Dow 10,000 In Rearview Mirror

March 15th was the last trading day that we closed above the psychologically important 10,000 mark. With today's frisky advance through this benchmark, the question remains whether we can leave 10,000 in the rearview mirror for a while, or whether upcoming headline earnings will transform the 10,000 level back into the proverbial carrot for investors.

The NASDAQ also managed to add to yesterday's gains, with many of the indices' most humbled issues puffing their respective chests and doing their best impression of their former 1999-2000 selves. In fact, the best performing sectors on the day hold the unfortunate title of the worst performers for the past year. These sectors include the internet, fiber optic, networking and semiconductor sectors.

With the market now expecting horrible earnings for this quarter and with negative preannouncements at their highest levels since 1998, it will be interesting to see what the market will do in response to the parade of earnings that kicks off this week. Has the market been prepped enough to stomach the bad news and has the bad news already been priced into most issues?

If the bad news is baked in, we may see at least some stability come into the market, which would be welcomed indeed. In addition, stability would help most stocks build much-needed bases from which they can start the long trek higher through overhead resistance that has been building since last year in most cases.

#### Goal:
Copy the sentences of the market commentary from "If the bad news" to "in most cases." exactly.

[Item position entries]

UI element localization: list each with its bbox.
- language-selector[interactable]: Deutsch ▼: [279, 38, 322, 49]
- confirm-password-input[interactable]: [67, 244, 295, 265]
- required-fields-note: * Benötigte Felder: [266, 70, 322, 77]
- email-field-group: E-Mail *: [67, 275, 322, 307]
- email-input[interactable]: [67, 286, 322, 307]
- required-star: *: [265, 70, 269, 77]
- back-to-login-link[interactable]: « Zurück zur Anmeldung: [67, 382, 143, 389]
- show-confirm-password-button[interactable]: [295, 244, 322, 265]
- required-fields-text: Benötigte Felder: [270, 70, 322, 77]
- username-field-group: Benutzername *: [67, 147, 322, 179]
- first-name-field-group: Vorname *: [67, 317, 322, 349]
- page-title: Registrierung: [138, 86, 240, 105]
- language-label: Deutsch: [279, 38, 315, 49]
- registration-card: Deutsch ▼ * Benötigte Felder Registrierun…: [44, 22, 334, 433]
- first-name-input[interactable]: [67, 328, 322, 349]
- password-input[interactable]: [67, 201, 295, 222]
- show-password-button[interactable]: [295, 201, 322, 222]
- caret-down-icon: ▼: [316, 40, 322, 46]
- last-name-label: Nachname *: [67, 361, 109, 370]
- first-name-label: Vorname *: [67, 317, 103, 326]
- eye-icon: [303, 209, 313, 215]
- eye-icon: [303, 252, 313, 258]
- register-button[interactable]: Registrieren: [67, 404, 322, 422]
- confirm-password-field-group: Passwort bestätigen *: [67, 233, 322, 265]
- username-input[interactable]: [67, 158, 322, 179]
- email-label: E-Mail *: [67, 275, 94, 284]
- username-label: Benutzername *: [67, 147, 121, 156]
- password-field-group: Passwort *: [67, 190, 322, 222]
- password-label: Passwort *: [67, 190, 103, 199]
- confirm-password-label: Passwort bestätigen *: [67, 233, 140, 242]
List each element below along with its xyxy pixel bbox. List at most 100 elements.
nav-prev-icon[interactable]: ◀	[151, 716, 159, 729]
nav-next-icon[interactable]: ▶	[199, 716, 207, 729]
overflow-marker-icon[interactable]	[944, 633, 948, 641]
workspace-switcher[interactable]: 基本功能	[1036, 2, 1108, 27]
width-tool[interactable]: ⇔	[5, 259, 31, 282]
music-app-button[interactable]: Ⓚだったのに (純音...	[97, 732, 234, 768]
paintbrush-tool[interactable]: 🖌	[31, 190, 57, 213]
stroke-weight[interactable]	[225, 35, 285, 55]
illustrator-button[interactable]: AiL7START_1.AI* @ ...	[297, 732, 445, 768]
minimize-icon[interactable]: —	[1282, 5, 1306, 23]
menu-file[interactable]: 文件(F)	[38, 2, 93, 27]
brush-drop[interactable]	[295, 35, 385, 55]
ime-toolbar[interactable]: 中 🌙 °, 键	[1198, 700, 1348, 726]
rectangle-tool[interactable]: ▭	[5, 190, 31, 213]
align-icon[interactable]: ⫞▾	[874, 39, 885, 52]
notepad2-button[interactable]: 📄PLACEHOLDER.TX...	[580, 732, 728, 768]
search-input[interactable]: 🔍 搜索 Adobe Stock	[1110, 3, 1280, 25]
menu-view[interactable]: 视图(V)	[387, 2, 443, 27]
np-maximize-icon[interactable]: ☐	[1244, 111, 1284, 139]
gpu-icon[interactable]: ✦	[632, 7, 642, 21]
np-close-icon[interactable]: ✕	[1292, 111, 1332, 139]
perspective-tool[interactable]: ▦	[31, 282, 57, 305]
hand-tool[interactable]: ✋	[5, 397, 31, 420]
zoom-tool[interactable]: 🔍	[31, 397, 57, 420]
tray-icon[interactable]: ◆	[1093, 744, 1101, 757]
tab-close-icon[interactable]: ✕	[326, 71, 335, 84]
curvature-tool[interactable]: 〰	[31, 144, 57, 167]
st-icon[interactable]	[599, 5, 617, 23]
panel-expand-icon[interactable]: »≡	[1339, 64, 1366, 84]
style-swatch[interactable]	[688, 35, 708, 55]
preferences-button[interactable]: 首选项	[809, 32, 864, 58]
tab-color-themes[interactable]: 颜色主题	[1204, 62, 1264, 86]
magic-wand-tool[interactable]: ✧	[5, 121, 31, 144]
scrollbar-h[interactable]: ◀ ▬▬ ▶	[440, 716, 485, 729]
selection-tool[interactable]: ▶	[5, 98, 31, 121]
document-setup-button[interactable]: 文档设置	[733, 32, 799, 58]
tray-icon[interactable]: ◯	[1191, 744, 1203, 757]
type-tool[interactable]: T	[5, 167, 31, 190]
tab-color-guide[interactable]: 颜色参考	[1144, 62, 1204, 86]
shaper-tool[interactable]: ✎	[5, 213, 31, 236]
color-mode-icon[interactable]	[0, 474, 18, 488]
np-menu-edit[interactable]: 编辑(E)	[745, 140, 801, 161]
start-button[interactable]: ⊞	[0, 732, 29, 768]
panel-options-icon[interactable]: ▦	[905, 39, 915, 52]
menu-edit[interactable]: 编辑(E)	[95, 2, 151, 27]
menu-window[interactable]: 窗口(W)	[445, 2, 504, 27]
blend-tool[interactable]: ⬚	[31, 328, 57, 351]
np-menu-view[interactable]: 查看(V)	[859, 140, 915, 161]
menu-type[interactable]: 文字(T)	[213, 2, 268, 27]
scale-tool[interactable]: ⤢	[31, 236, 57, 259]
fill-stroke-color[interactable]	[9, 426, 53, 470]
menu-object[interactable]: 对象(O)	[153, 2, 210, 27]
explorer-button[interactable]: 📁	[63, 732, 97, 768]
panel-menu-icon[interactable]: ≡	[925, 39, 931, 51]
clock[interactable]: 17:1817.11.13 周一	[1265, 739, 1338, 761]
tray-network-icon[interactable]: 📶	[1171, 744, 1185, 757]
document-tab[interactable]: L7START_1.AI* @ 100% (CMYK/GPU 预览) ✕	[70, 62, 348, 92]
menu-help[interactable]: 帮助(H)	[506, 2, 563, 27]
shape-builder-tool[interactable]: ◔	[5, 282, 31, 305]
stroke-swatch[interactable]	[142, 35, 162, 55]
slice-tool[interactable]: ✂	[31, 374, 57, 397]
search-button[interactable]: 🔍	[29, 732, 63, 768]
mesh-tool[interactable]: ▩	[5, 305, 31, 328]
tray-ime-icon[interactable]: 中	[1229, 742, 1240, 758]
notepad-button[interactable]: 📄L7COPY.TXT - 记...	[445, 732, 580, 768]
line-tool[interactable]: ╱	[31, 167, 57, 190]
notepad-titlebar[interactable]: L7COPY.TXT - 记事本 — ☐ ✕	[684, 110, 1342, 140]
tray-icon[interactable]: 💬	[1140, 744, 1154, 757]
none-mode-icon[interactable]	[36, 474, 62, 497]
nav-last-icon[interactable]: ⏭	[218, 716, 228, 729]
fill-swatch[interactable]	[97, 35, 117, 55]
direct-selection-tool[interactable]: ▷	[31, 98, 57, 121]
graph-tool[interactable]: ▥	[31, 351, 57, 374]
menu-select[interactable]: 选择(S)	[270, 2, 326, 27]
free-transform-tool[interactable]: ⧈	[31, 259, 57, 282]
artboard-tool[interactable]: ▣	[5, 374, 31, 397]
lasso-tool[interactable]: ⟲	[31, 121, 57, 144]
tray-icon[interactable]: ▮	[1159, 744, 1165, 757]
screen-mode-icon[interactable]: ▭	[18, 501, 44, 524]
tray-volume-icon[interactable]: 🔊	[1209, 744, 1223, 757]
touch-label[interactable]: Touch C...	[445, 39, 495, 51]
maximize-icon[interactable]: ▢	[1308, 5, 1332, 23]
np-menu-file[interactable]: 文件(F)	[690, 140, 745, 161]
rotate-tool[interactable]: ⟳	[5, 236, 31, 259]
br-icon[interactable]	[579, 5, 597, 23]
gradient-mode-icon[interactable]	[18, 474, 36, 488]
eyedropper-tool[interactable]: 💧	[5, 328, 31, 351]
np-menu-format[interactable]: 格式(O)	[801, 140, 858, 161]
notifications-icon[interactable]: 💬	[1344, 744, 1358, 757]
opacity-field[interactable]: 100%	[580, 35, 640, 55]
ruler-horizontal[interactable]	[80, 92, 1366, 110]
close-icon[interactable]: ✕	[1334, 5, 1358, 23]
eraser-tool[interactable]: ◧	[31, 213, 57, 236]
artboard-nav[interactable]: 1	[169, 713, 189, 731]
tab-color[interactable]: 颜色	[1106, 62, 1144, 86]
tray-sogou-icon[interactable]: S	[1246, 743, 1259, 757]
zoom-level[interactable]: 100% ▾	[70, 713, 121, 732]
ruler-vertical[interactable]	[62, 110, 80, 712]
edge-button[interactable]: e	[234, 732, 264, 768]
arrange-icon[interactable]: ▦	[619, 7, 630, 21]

#### Answer in full:
If the bad news is baked in, we may see at least some stability come into the market, which would be welcomed indeed. In addition, stability would help most stocks build much-needed bases from which they can start the long trek higher through overhead resistance that has been building since last year in most cases.